» **WHAT IS REQUIRED**
Locate and copy all lines bearing the word "this".

» **INPUT RECORDS**
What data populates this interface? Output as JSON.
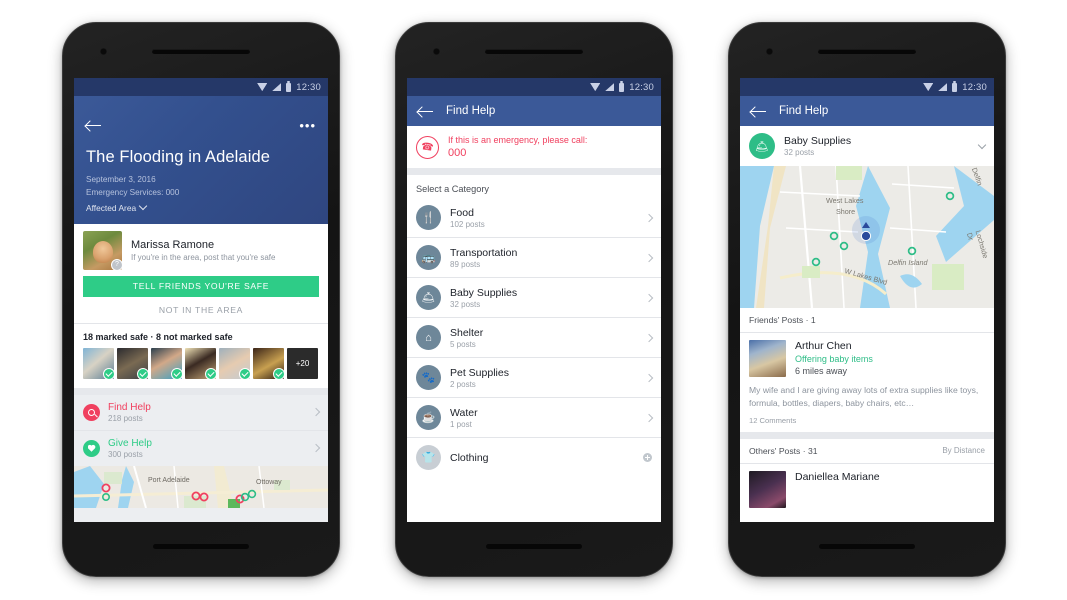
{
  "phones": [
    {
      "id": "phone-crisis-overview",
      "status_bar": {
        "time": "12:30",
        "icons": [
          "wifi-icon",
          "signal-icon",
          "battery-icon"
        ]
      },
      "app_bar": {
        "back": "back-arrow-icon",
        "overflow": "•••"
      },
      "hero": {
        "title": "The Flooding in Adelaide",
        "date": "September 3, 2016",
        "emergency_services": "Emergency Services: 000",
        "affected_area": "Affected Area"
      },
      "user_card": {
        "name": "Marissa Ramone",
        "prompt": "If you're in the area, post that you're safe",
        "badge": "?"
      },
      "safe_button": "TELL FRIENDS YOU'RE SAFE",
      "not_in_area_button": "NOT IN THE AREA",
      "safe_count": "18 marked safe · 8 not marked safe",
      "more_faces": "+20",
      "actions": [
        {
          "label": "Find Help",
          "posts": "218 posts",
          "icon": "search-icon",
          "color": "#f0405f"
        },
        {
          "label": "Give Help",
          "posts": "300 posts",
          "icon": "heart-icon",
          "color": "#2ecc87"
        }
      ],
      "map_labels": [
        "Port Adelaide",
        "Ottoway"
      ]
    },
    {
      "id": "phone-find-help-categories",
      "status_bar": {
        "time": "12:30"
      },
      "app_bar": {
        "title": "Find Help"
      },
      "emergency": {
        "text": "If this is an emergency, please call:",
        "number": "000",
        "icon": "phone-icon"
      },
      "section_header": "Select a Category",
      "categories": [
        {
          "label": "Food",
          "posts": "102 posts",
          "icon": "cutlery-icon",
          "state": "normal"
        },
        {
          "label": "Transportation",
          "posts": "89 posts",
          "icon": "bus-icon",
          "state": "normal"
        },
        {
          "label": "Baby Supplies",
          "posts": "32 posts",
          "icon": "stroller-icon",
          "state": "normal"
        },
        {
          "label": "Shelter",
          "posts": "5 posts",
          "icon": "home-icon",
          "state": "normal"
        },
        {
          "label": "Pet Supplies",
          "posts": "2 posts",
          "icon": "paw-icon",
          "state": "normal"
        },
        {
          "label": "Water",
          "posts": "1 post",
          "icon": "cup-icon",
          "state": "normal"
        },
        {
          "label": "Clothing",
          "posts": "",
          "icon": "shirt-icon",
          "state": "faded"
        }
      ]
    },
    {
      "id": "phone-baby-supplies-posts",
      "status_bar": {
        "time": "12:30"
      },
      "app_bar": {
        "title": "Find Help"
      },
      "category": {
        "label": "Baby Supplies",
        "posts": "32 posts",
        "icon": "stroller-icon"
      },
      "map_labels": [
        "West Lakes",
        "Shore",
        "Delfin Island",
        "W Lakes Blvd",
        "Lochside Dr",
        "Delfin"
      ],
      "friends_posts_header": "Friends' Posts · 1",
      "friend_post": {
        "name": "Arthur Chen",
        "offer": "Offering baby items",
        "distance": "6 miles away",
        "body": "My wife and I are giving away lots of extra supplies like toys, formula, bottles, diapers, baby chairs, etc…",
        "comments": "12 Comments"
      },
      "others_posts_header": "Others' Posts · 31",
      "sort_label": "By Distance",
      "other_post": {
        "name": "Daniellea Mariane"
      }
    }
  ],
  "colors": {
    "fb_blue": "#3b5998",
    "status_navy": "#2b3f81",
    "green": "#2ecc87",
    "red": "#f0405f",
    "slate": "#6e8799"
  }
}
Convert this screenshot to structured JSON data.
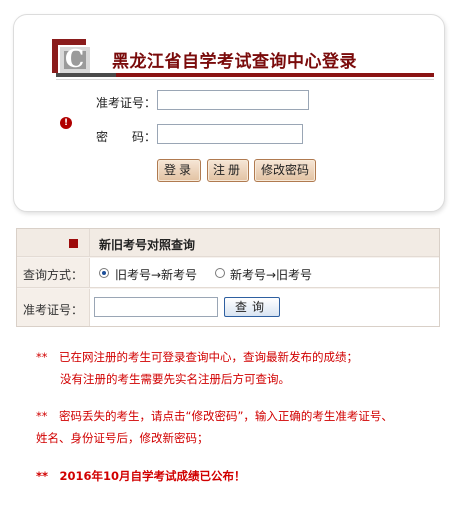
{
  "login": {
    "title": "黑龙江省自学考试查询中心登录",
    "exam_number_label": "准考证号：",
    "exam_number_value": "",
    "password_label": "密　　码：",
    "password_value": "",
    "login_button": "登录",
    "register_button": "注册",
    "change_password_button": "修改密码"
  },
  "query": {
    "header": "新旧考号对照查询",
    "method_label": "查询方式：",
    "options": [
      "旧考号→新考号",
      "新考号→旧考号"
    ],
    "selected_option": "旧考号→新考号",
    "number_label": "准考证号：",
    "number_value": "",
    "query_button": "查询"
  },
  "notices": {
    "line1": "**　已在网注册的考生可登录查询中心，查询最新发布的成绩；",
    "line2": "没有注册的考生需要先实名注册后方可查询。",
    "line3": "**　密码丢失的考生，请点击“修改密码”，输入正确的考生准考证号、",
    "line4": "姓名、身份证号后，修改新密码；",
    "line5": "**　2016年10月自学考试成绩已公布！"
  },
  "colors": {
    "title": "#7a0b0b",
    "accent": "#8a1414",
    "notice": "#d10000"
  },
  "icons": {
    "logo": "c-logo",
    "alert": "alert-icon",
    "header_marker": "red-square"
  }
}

--

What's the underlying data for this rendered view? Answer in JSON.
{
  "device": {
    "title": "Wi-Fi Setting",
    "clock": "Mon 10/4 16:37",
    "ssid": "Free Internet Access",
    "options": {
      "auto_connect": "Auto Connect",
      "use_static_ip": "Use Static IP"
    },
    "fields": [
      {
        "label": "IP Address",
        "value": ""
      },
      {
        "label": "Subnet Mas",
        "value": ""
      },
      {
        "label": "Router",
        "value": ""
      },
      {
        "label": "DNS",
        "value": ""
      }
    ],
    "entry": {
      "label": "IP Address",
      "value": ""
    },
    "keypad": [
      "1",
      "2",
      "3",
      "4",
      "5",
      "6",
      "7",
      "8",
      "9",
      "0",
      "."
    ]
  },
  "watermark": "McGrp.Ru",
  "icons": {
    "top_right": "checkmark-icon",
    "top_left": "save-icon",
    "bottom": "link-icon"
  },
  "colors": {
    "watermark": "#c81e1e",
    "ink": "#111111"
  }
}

* * *

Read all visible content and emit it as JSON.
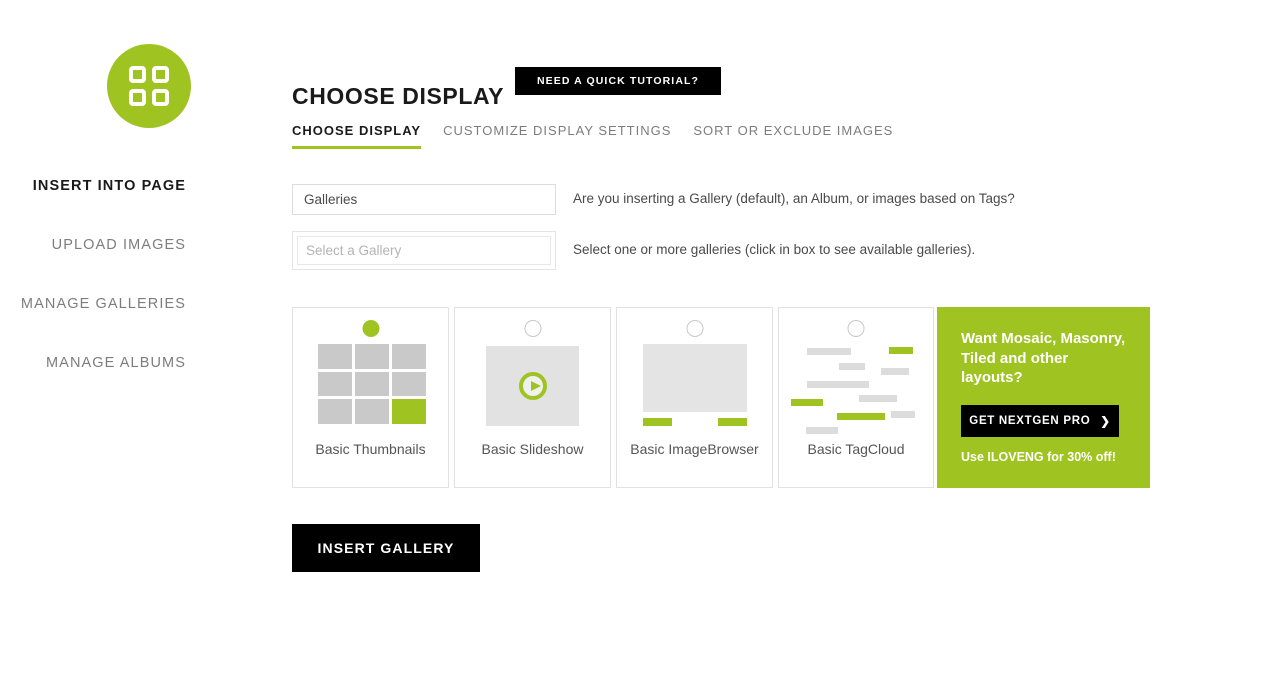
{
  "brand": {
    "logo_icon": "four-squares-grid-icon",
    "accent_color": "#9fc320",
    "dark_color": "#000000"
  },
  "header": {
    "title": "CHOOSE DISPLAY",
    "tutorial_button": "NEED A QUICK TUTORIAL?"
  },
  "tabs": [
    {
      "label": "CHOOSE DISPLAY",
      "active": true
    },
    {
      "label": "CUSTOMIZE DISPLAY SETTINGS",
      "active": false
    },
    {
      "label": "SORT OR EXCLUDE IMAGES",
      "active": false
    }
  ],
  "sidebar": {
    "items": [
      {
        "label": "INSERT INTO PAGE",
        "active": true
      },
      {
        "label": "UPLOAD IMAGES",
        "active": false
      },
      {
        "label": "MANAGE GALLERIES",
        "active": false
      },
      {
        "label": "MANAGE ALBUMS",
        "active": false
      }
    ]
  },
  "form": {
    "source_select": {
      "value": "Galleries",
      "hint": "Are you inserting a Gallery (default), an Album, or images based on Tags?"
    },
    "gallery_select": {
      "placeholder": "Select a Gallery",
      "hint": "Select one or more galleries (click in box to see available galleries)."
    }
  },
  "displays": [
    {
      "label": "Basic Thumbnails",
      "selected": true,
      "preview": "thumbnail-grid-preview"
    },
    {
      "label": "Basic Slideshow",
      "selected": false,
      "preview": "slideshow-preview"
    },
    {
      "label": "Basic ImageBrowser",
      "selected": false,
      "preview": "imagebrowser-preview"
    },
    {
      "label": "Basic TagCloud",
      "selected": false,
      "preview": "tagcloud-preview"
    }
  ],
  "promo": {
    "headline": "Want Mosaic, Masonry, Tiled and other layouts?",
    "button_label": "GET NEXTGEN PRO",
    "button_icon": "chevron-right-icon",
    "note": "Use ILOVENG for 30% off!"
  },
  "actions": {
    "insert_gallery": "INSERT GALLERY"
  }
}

» **RESPONSE BELOW**
What data populates this interface? Output as JSON.
        "text": "If this is an emergency, please call:",
Convert this screenshot to structured JSON data.
What's the underlying data for this rendered view? Answer in JSON.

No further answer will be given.